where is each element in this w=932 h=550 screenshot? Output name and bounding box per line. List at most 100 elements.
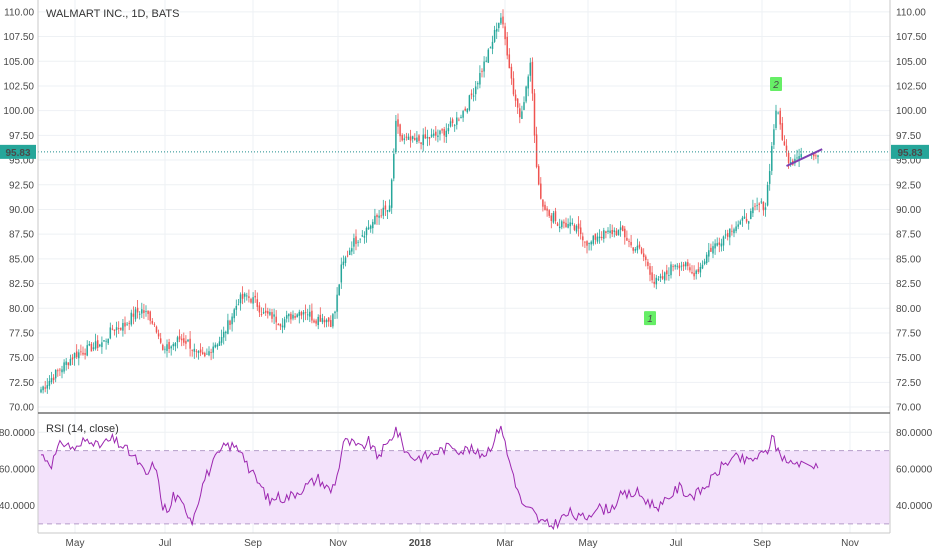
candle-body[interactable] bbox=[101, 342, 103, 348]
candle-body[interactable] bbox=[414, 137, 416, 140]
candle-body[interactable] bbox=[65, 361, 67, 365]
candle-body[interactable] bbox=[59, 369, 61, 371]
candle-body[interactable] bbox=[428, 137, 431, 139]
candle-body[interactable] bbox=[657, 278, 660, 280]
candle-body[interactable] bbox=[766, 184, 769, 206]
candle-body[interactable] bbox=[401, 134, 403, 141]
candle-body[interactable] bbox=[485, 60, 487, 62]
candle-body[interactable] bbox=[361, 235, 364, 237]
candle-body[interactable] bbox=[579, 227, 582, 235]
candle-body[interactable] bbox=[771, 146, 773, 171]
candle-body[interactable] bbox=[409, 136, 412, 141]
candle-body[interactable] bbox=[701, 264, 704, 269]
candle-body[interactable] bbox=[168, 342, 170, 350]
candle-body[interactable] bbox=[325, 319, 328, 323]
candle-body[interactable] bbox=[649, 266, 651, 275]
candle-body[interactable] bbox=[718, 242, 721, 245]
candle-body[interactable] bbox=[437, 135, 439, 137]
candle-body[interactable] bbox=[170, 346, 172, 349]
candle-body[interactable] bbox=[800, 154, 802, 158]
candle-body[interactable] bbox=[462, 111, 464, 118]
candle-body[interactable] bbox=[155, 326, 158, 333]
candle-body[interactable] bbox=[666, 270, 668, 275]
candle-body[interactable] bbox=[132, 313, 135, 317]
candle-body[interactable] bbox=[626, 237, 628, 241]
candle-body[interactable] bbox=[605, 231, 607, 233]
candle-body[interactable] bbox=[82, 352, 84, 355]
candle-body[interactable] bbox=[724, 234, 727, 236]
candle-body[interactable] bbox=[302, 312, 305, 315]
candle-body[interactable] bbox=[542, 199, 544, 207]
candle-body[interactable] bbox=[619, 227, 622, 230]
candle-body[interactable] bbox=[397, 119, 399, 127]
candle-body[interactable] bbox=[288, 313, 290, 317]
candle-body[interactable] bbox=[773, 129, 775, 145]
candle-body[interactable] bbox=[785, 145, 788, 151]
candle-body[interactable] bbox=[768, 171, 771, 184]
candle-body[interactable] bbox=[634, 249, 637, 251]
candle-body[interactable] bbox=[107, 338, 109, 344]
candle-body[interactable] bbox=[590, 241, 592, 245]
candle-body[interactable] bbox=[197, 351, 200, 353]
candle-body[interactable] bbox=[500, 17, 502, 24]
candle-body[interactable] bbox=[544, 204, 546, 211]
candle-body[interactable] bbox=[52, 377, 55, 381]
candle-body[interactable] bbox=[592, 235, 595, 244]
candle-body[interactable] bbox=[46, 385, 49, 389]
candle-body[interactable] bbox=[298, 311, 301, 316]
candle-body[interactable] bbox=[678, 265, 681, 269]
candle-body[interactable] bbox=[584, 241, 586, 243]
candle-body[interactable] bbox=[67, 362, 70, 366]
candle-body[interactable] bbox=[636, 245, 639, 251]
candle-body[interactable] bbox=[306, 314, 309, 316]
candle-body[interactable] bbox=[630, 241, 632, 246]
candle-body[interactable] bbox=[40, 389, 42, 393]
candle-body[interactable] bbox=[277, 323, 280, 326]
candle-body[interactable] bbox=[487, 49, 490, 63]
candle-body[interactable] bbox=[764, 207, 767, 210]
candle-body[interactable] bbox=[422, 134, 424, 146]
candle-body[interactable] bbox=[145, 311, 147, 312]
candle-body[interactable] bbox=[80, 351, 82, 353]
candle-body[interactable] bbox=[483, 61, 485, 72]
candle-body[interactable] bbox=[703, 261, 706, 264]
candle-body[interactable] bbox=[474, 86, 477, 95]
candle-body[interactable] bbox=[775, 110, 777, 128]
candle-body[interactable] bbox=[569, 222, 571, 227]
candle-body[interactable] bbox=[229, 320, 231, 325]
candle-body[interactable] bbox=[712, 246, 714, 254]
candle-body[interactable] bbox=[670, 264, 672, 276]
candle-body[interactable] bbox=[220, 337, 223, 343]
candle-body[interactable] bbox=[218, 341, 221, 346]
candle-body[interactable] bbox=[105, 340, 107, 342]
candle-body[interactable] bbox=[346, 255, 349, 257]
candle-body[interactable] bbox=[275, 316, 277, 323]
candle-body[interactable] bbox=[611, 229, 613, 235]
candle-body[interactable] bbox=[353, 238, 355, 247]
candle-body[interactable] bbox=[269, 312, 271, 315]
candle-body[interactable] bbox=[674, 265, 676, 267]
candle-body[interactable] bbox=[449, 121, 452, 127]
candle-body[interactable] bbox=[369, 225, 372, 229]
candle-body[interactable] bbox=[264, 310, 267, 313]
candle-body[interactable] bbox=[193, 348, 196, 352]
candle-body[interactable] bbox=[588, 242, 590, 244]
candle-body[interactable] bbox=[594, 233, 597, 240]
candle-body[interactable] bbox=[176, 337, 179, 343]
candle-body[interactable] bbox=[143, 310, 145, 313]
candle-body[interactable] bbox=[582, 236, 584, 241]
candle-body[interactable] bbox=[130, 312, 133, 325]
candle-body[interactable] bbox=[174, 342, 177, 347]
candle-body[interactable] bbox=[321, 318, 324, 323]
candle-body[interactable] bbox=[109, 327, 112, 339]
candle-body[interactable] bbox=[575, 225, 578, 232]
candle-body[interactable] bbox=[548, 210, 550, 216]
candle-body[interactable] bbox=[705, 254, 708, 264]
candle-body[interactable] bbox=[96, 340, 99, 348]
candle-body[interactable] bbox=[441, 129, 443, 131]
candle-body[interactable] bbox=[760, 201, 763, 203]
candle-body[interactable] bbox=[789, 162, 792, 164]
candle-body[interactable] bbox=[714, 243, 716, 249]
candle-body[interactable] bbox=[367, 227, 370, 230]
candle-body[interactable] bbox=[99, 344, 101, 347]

...

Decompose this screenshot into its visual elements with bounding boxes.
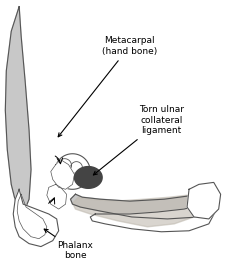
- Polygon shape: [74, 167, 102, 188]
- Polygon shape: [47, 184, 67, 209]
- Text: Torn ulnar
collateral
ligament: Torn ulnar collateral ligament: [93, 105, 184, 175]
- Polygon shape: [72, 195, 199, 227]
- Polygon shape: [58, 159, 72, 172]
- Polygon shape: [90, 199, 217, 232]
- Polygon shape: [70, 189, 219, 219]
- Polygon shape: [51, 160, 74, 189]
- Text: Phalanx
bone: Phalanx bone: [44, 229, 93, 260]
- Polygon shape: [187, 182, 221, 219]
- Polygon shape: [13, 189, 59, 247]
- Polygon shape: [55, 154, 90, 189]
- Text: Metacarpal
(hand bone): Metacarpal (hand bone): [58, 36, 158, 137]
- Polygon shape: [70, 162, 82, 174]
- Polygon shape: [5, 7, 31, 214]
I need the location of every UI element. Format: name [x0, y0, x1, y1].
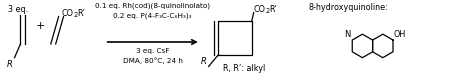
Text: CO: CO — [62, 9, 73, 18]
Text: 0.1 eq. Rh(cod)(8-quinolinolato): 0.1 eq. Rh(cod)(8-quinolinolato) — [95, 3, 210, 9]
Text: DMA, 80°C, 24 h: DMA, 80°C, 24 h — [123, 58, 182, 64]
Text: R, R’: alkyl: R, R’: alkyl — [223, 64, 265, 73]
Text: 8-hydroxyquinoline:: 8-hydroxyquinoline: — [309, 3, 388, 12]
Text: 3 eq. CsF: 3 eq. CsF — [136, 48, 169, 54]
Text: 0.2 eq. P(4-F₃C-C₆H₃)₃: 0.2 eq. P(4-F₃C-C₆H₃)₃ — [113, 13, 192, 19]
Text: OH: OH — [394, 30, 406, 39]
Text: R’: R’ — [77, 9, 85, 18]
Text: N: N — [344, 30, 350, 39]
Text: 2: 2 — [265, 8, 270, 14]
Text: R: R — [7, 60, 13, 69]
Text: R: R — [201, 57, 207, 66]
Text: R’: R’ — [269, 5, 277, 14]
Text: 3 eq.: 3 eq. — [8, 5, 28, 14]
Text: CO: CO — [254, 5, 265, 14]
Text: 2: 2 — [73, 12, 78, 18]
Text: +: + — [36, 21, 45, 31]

* [Exercise task]: Switch "candle-body" to "candlestick-body" in everything from the line containing "candle-body[interactable] bbox=[101, 342, 103, 348]" down to the line containing "candle-body[interactable] bbox=[766, 184, 769, 206]", both lines included, and give only those lines again with nothing else changed.

* [Task result]:
candlestick-body[interactable] bbox=[101, 342, 103, 348]
candlestick-body[interactable] bbox=[414, 137, 416, 140]
candlestick-body[interactable] bbox=[65, 361, 67, 365]
candlestick-body[interactable] bbox=[59, 369, 61, 371]
candlestick-body[interactable] bbox=[428, 137, 431, 139]
candlestick-body[interactable] bbox=[657, 278, 660, 280]
candlestick-body[interactable] bbox=[766, 184, 769, 206]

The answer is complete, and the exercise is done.